** Job **
Give the number of lines in the entries that contain "this". State only the count.

** Data listing **
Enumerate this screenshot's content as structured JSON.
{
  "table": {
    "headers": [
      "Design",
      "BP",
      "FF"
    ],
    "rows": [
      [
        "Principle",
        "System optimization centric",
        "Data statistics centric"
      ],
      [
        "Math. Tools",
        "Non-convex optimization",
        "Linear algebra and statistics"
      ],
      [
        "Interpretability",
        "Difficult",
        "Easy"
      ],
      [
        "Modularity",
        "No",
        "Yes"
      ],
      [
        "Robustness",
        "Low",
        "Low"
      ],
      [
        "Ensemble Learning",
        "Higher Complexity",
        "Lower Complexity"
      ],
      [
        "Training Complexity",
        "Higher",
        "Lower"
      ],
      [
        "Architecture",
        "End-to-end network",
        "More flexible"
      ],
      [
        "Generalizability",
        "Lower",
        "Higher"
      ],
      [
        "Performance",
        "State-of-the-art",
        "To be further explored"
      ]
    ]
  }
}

--

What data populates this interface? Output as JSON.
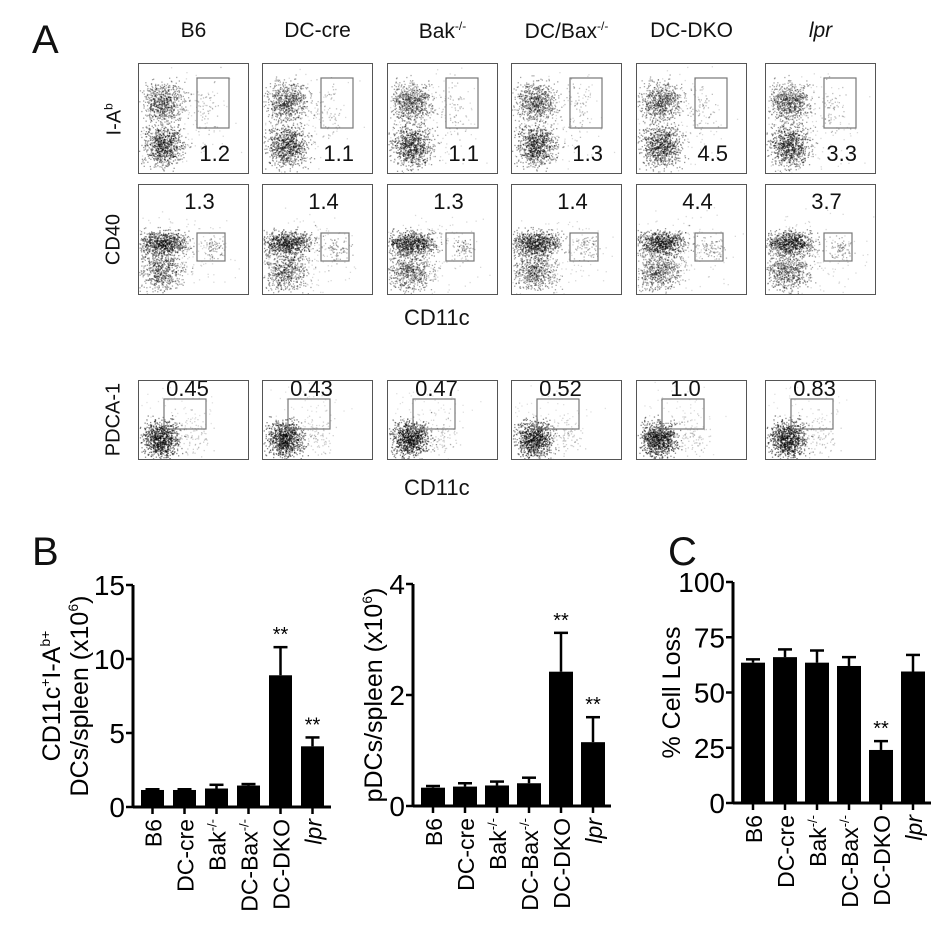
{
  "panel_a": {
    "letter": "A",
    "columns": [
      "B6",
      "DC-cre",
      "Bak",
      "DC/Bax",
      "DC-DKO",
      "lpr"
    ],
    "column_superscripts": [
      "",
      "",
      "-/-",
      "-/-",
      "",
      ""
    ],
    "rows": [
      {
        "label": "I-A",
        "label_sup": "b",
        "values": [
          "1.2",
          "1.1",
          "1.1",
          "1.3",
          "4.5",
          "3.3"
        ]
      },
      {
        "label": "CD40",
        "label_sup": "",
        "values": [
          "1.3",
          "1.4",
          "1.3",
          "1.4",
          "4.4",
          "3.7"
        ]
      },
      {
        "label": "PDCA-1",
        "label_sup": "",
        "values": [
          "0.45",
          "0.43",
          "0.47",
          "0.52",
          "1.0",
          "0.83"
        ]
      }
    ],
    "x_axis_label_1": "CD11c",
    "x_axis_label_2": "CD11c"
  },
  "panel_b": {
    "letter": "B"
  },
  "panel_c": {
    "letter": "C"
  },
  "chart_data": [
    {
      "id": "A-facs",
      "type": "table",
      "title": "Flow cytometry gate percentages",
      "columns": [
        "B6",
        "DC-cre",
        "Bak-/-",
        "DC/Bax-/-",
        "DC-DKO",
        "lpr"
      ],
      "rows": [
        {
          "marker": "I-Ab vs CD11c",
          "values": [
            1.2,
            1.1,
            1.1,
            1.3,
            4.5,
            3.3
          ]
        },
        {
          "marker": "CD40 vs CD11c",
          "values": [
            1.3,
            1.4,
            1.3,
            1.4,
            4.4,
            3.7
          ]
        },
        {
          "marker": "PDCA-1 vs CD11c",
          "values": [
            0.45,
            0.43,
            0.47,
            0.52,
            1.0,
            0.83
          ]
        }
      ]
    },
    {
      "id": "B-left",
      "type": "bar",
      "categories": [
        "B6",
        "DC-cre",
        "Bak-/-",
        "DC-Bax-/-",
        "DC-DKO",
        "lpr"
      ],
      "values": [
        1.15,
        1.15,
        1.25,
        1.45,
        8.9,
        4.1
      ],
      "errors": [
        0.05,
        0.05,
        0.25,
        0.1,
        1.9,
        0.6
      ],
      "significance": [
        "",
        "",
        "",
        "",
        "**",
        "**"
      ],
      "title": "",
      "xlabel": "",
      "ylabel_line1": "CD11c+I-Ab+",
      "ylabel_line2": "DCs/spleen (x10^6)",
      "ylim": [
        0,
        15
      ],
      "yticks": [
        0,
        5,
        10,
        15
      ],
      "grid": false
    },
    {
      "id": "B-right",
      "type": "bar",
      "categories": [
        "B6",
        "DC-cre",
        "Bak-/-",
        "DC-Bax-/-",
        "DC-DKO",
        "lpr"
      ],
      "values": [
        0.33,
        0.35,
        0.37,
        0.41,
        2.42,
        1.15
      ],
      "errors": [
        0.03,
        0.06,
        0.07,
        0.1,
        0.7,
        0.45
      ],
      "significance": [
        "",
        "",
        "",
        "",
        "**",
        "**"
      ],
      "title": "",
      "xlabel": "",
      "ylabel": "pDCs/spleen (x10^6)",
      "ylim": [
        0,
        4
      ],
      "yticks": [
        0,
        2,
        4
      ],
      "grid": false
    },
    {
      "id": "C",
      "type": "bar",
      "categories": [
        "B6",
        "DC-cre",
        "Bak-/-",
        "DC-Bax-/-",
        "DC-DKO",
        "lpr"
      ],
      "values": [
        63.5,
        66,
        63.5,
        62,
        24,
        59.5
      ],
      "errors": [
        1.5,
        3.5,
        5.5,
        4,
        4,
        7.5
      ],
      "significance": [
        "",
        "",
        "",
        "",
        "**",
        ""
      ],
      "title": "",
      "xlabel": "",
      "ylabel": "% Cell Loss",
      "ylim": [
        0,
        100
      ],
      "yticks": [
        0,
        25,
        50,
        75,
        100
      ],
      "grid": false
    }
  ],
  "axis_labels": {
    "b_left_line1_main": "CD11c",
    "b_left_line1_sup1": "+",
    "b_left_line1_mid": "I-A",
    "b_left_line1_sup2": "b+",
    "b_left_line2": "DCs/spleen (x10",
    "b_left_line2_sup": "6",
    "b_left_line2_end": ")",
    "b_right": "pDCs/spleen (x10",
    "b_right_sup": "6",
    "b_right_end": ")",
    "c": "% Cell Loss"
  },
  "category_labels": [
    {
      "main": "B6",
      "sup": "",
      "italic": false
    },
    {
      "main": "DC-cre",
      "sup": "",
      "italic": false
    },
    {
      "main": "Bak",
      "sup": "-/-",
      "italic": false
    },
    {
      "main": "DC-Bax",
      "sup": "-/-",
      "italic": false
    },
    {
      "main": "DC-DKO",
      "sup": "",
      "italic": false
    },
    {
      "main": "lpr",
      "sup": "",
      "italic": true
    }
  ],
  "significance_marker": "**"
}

** Complete output **
2